»»
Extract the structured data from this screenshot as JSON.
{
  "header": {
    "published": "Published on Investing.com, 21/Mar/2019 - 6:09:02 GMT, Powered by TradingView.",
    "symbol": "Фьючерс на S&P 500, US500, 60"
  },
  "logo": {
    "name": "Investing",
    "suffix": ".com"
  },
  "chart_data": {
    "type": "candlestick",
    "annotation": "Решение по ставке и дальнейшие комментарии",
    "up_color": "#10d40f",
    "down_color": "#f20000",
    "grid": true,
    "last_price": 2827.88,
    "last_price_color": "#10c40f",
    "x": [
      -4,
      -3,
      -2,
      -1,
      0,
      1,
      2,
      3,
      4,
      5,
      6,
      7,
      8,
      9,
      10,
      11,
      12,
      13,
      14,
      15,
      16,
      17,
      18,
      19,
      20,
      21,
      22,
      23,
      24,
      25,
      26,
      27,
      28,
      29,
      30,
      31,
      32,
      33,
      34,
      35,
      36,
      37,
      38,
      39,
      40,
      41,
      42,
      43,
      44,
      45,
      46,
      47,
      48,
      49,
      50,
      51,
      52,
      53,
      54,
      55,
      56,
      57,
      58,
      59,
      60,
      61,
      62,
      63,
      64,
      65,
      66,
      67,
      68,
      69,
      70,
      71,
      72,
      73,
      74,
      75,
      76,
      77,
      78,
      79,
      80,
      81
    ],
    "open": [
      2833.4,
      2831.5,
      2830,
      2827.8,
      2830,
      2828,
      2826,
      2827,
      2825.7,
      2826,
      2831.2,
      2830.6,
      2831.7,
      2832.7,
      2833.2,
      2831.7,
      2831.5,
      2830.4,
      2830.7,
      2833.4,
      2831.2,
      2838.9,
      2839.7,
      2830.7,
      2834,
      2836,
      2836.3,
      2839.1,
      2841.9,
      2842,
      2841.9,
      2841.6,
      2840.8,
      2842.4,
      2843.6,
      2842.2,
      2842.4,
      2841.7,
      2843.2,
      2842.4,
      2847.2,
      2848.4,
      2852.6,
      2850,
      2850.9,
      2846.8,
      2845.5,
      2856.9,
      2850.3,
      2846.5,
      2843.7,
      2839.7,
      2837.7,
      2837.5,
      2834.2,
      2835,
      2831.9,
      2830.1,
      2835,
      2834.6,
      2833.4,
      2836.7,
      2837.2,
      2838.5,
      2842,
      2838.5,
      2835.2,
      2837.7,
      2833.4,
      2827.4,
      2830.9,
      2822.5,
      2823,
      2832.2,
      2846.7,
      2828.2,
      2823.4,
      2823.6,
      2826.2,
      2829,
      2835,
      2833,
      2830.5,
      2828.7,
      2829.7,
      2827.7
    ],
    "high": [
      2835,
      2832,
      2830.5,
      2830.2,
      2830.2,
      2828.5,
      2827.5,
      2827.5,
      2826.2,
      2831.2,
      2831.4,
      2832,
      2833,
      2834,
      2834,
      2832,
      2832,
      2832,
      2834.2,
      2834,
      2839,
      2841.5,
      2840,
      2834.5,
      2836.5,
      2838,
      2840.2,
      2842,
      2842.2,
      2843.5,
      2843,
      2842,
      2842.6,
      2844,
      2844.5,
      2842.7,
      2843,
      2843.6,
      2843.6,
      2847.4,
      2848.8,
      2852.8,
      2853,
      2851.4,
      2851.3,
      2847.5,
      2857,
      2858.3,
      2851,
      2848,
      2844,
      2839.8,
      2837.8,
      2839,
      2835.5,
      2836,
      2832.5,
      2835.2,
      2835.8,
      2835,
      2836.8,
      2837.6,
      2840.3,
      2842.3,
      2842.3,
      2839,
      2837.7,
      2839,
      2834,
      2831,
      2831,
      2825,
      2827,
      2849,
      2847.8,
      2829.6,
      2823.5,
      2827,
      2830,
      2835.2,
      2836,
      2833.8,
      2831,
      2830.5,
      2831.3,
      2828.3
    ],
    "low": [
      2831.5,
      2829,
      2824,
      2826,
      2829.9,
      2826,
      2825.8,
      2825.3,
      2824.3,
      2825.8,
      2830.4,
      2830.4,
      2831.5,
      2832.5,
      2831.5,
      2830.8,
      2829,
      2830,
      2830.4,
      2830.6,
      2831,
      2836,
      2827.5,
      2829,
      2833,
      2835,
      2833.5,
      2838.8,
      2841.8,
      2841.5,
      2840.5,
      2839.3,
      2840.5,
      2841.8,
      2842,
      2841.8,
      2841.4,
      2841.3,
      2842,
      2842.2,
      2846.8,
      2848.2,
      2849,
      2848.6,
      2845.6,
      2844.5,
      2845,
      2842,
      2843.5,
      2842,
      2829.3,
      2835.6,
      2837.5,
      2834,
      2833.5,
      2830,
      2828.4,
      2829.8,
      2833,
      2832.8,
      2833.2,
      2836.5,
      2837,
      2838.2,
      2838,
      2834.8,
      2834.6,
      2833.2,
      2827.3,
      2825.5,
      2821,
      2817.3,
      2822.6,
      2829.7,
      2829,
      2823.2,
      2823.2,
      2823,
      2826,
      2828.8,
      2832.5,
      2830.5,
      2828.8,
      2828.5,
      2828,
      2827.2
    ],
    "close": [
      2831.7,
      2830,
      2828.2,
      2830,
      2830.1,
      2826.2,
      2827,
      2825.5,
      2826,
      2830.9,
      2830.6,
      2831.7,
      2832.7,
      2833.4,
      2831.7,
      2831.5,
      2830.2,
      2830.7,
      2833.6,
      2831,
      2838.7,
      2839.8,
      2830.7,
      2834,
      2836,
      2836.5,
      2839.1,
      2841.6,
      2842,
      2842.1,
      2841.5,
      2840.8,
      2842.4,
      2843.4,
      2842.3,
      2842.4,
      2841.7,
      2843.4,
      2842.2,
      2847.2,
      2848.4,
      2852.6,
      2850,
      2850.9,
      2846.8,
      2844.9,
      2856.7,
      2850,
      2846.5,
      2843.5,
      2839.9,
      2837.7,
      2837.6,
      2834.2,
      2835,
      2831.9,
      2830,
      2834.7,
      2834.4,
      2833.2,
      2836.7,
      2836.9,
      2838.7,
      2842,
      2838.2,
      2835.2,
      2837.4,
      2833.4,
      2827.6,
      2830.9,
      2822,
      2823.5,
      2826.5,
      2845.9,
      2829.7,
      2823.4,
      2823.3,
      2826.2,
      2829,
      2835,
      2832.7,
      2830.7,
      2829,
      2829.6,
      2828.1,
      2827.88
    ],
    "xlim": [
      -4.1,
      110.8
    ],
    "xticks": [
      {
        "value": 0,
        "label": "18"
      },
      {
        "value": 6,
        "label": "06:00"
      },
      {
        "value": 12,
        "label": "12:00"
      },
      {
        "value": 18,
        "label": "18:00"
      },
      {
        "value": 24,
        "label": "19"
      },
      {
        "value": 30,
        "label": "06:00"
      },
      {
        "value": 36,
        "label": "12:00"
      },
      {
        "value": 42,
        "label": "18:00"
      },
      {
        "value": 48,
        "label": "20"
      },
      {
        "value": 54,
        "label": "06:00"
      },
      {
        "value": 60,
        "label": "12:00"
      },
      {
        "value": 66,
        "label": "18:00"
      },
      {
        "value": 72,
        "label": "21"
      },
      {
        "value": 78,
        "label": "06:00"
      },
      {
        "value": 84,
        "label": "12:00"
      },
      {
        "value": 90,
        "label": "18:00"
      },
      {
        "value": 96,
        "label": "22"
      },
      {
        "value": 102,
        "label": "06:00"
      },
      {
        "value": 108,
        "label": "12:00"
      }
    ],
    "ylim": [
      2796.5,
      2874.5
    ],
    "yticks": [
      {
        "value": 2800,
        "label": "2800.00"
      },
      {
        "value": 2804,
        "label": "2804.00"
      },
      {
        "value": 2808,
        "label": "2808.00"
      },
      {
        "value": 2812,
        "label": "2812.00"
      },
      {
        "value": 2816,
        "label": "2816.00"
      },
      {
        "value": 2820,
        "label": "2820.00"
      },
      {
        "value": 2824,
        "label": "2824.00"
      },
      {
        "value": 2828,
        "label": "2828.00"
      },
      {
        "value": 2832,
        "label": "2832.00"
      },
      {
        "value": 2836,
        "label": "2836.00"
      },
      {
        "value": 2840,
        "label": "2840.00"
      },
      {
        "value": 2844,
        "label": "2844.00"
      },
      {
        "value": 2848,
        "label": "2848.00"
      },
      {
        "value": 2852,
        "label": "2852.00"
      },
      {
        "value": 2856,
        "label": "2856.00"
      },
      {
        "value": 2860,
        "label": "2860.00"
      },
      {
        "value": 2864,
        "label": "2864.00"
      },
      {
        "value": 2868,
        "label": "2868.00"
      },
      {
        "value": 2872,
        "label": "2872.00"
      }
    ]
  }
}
««
Pick out and copy the lines of the material that include the word "Investing".

* **SOLUTION**
    "published": "Published on Investing.com, 21/Mar/2019 - 6:09:02 GMT, Powered by TradingView.",
    "name": "Investing",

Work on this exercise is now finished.